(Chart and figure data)
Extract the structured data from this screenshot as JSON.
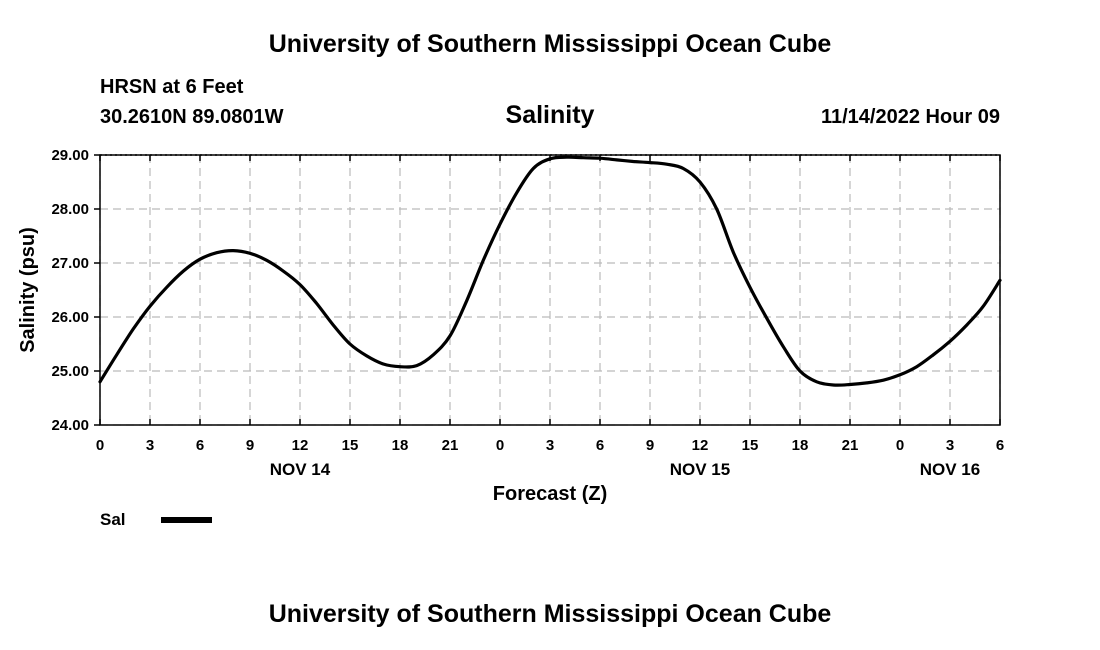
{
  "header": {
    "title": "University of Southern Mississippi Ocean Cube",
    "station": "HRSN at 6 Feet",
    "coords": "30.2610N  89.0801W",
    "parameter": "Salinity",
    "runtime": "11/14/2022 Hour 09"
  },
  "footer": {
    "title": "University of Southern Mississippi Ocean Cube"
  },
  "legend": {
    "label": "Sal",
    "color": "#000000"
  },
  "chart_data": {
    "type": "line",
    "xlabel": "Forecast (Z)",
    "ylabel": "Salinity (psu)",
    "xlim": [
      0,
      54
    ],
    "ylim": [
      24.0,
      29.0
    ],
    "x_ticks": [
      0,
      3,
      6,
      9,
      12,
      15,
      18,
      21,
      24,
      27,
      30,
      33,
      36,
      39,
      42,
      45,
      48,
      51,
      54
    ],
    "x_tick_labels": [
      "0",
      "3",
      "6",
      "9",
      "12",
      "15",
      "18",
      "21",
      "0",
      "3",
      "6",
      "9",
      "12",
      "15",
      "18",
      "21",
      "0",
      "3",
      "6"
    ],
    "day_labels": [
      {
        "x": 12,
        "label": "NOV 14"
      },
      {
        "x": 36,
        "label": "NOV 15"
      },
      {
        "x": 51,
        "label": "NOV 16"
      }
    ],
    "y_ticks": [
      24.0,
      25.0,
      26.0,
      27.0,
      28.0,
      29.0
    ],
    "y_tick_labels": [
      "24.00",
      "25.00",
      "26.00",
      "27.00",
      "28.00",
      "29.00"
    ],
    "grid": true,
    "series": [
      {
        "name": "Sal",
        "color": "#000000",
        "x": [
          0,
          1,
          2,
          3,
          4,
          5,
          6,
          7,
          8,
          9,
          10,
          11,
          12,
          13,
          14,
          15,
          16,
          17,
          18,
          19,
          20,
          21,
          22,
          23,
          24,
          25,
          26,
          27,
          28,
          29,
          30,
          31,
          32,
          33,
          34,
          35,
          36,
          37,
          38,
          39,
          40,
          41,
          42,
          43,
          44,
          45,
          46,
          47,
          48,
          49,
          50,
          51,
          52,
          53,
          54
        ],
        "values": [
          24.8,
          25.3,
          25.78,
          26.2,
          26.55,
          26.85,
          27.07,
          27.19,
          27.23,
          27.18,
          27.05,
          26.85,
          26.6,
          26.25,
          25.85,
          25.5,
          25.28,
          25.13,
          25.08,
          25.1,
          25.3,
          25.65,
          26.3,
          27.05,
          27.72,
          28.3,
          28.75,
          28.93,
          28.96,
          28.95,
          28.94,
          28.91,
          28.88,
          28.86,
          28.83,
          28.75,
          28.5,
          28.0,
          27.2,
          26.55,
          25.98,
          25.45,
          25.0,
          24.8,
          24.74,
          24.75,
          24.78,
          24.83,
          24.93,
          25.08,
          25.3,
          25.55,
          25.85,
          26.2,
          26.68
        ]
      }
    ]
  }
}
---
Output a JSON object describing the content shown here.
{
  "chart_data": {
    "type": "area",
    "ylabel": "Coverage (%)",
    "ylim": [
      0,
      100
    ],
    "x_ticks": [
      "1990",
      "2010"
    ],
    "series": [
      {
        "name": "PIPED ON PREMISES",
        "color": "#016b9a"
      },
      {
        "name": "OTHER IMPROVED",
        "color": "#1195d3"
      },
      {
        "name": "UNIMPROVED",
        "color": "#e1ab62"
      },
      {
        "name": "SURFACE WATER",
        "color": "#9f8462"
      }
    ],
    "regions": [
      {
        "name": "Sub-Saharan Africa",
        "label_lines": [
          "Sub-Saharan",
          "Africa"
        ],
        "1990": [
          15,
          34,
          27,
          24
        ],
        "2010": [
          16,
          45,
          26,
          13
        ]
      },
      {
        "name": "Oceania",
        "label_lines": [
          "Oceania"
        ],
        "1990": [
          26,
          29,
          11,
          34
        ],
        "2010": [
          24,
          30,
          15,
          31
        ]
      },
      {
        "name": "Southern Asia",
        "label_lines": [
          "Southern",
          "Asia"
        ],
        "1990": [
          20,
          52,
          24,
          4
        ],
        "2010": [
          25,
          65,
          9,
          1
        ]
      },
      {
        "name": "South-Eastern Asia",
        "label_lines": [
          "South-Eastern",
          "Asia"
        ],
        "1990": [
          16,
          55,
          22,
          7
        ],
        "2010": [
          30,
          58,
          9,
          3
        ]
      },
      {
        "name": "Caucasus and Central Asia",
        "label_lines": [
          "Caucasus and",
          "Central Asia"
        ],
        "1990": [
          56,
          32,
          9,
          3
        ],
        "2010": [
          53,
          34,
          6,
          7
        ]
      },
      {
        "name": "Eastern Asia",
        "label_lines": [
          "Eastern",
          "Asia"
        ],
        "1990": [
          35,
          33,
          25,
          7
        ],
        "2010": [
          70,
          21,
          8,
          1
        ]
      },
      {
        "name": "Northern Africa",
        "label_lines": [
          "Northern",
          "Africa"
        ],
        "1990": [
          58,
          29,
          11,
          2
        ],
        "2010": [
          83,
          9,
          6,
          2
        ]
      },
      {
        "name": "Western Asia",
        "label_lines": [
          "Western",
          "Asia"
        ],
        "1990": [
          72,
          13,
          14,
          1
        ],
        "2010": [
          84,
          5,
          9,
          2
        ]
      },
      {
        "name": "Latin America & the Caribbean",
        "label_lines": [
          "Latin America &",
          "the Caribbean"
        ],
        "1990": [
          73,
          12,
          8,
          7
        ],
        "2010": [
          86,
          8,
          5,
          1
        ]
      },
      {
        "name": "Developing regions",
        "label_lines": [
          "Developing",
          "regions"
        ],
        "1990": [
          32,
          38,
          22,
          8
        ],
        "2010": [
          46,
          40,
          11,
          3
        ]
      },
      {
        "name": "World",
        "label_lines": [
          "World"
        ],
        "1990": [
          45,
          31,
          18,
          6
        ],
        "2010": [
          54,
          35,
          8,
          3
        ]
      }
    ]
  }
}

--- Problem to solve ---
Where a line contains "regions", copy that line.

--- Response ---
    "regions": [
        "name": "Developing regions",
          "regions"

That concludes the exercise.